Repeat the whole of the data, keeping every detail the same.

Items from a figure collection
------------

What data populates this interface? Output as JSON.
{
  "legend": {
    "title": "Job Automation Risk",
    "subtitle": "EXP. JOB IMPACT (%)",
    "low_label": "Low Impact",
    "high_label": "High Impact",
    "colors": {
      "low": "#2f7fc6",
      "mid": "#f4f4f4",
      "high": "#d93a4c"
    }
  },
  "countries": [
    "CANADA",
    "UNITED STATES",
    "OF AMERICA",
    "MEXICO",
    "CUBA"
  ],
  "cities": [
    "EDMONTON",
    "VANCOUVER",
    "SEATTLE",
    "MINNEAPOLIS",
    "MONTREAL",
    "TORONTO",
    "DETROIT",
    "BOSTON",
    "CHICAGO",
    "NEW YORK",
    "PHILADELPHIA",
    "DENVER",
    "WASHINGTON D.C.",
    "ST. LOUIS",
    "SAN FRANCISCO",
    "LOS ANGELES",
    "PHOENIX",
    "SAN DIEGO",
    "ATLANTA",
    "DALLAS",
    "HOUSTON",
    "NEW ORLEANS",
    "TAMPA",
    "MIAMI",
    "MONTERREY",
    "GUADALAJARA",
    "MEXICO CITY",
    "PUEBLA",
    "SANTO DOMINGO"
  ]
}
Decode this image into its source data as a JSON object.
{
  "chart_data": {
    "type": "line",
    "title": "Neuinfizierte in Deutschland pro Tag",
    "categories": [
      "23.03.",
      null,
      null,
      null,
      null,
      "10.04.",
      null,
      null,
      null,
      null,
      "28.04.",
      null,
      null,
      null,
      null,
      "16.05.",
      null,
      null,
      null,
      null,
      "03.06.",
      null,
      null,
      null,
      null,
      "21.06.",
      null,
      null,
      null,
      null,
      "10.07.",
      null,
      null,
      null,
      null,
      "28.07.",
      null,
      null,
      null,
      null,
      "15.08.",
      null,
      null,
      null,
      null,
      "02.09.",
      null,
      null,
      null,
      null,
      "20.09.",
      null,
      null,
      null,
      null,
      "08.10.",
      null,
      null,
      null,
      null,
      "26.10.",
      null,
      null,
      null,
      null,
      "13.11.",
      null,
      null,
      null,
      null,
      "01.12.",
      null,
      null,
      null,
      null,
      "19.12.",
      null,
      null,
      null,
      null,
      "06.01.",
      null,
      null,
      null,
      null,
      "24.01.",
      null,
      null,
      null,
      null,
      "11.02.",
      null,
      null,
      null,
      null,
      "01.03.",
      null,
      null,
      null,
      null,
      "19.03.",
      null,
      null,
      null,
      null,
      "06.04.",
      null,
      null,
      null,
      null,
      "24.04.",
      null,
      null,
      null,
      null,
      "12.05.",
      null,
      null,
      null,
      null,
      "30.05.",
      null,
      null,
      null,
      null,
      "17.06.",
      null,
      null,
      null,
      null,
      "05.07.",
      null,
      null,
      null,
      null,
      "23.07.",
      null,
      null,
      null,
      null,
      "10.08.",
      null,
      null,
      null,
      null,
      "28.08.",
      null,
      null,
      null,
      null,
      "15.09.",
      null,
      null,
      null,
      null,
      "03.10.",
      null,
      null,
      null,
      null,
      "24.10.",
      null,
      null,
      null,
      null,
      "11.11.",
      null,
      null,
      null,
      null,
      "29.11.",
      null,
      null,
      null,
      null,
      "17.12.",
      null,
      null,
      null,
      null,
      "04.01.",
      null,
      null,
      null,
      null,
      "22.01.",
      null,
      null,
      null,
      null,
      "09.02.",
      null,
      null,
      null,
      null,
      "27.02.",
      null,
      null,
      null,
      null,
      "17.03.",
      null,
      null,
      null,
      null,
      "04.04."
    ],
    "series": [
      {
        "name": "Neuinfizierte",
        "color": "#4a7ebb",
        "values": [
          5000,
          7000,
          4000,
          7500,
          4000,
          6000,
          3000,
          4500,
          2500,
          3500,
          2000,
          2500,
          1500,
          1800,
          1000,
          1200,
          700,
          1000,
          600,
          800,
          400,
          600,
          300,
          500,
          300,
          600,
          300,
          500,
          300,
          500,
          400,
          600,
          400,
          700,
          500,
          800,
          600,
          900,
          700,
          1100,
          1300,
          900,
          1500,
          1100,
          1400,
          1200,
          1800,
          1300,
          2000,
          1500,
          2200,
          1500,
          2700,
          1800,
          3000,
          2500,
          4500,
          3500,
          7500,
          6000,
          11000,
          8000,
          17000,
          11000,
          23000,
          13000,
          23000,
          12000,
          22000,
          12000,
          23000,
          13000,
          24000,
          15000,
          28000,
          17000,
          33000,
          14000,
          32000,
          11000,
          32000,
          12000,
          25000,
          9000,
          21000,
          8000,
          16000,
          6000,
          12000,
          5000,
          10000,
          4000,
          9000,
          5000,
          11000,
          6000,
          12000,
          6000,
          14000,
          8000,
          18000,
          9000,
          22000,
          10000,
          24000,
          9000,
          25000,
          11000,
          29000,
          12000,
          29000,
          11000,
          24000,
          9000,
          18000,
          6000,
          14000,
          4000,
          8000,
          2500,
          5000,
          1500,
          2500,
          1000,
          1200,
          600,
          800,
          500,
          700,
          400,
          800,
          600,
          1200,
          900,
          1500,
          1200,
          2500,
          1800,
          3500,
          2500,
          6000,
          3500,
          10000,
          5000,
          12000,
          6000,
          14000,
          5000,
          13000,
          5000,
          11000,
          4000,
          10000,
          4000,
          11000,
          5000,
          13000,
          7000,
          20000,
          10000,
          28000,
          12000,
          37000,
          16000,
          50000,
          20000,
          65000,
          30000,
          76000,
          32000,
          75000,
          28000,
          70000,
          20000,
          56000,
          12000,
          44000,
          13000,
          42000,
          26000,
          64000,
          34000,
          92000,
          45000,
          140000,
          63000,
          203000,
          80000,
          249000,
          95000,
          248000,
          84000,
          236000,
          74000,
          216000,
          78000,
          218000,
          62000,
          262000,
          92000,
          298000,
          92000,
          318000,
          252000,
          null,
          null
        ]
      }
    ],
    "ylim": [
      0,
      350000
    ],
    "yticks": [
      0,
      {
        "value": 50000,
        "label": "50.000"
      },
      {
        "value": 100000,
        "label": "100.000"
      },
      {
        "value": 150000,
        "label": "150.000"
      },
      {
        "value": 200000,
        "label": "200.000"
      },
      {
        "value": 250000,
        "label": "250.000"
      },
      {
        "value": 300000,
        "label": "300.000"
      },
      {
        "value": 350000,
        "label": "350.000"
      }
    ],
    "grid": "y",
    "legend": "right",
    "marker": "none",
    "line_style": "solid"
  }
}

------------

▸ RESULT OF THE TASK:
What data populates this interface? Output as JSON.
{
  "legend": {
    "title": "Job Automation Risk",
    "subtitle": "EXP. JOB IMPACT (%)",
    "low_label": "Low Impact",
    "high_label": "High Impact",
    "colors": {
      "low": "#2f7fc6",
      "mid": "#f4f4f4",
      "high": "#d93a4c"
    }
  },
  "countries": [
    "CANADA",
    "UNITED STATES",
    "OF AMERICA",
    "MEXICO",
    "CUBA"
  ],
  "cities": [
    "EDMONTON",
    "VANCOUVER",
    "SEATTLE",
    "MINNEAPOLIS",
    "MONTREAL",
    "TORONTO",
    "DETROIT",
    "BOSTON",
    "CHICAGO",
    "NEW YORK",
    "PHILADELPHIA",
    "DENVER",
    "WASHINGTON D.C.",
    "ST. LOUIS",
    "SAN FRANCISCO",
    "LOS ANGELES",
    "PHOENIX",
    "SAN DIEGO",
    "ATLANTA",
    "DALLAS",
    "HOUSTON",
    "NEW ORLEANS",
    "TAMPA",
    "MIAMI",
    "MONTERREY",
    "GUADALAJARA",
    "MEXICO CITY",
    "PUEBLA",
    "SANTO DOMINGO"
  ]
}
Decode this image into its source data as a JSON object.
{
  "chart_data": {
    "type": "line",
    "title": "Neuinfizierte in Deutschland pro Tag",
    "categories": [
      "23.03.",
      null,
      null,
      null,
      null,
      "10.04.",
      null,
      null,
      null,
      null,
      "28.04.",
      null,
      null,
      null,
      null,
      "16.05.",
      null,
      null,
      null,
      null,
      "03.06.",
      null,
      null,
      null,
      null,
      "21.06.",
      null,
      null,
      null,
      null,
      "10.07.",
      null,
      null,
      null,
      null,
      "28.07.",
      null,
      null,
      null,
      null,
      "15.08.",
      null,
      null,
      null,
      null,
      "02.09.",
      null,
      null,
      null,
      null,
      "20.09.",
      null,
      null,
      null,
      null,
      "08.10.",
      null,
      null,
      null,
      null,
      "26.10.",
      null,
      null,
      null,
      null,
      "13.11.",
      null,
      null,
      null,
      null,
      "01.12.",
      null,
      null,
      null,
      null,
      "19.12.",
      null,
      null,
      null,
      null,
      "06.01.",
      null,
      null,
      null,
      null,
      "24.01.",
      null,
      null,
      null,
      null,
      "11.02.",
      null,
      null,
      null,
      null,
      "01.03.",
      null,
      null,
      null,
      null,
      "19.03.",
      null,
      null,
      null,
      null,
      "06.04.",
      null,
      null,
      null,
      null,
      "24.04.",
      null,
      null,
      null,
      null,
      "12.05.",
      null,
      null,
      null,
      null,
      "30.05.",
      null,
      null,
      null,
      null,
      "17.06.",
      null,
      null,
      null,
      null,
      "05.07.",
      null,
      null,
      null,
      null,
      "23.07.",
      null,
      null,
      null,
      null,
      "10.08.",
      null,
      null,
      null,
      null,
      "28.08.",
      null,
      null,
      null,
      null,
      "15.09.",
      null,
      null,
      null,
      null,
      "03.10.",
      null,
      null,
      null,
      null,
      "24.10.",
      null,
      null,
      null,
      null,
      "11.11.",
      null,
      null,
      null,
      null,
      "29.11.",
      null,
      null,
      null,
      null,
      "17.12.",
      null,
      null,
      null,
      null,
      "04.01.",
      null,
      null,
      null,
      null,
      "22.01.",
      null,
      null,
      null,
      null,
      "09.02.",
      null,
      null,
      null,
      null,
      "27.02.",
      null,
      null,
      null,
      null,
      "17.03.",
      null,
      null,
      null,
      null,
      "04.04."
    ],
    "series": [
      {
        "name": "Neuinfizierte",
        "color": "#4a7ebb",
        "values": [
          5000,
          7000,
          4000,
          7500,
          4000,
          6000,
          3000,
          4500,
          2500,
          3500,
          2000,
          2500,
          1500,
          1800,
          1000,
          1200,
          700,
          1000,
          600,
          800,
          400,
          600,
          300,
          500,
          300,
          600,
          300,
          500,
          300,
          500,
          400,
          600,
          400,
          700,
          500,
          800,
          600,
          900,
          700,
          1100,
          1300,
          900,
          1500,
          1100,
          1400,
          1200,
          1800,
          1300,
          2000,
          1500,
          2200,
          1500,
          2700,
          1800,
          3000,
          2500,
          4500,
          3500,
          7500,
          6000,
          11000,
          8000,
          17000,
          11000,
          23000,
          13000,
          23000,
          12000,
          22000,
          12000,
          23000,
          13000,
          24000,
          15000,
          28000,
          17000,
          33000,
          14000,
          32000,
          11000,
          32000,
          12000,
          25000,
          9000,
          21000,
          8000,
          16000,
          6000,
          12000,
          5000,
          10000,
          4000,
          9000,
          5000,
          11000,
          6000,
          12000,
          6000,
          14000,
          8000,
          18000,
          9000,
          22000,
          10000,
          24000,
          9000,
          25000,
          11000,
          29000,
          12000,
          29000,
          11000,
          24000,
          9000,
          18000,
          6000,
          14000,
          4000,
          8000,
          2500,
          5000,
          1500,
          2500,
          1000,
          1200,
          600,
          800,
          500,
          700,
          400,
          800,
          600,
          1200,
          900,
          1500,
          1200,
          2500,
          1800,
          3500,
          2500,
          6000,
          3500,
          10000,
          5000,
          12000,
          6000,
          14000,
          5000,
          13000,
          5000,
          11000,
          4000,
          10000,
          4000,
          11000,
          5000,
          13000,
          7000,
          20000,
          10000,
          28000,
          12000,
          37000,
          16000,
          50000,
          20000,
          65000,
          30000,
          76000,
          32000,
          75000,
          28000,
          70000,
          20000,
          56000,
          12000,
          44000,
          13000,
          42000,
          26000,
          64000,
          34000,
          92000,
          45000,
          140000,
          63000,
          203000,
          80000,
          249000,
          95000,
          248000,
          84000,
          236000,
          74000,
          216000,
          78000,
          218000,
          62000,
          262000,
          92000,
          298000,
          92000,
          318000,
          252000,
          null,
          null
        ]
      }
    ],
    "ylim": [
      0,
      350000
    ],
    "yticks": [
      0,
      {
        "value": 50000,
        "label": "50.000"
      },
      {
        "value": 100000,
        "label": "100.000"
      },
      {
        "value": 150000,
        "label": "150.000"
      },
      {
        "value": 200000,
        "label": "200.000"
      },
      {
        "value": 250000,
        "label": "250.000"
      },
      {
        "value": 300000,
        "label": "300.000"
      },
      {
        "value": 350000,
        "label": "350.000"
      }
    ],
    "grid": "y",
    "legend": "right",
    "marker": "none",
    "line_style": "solid"
  }
}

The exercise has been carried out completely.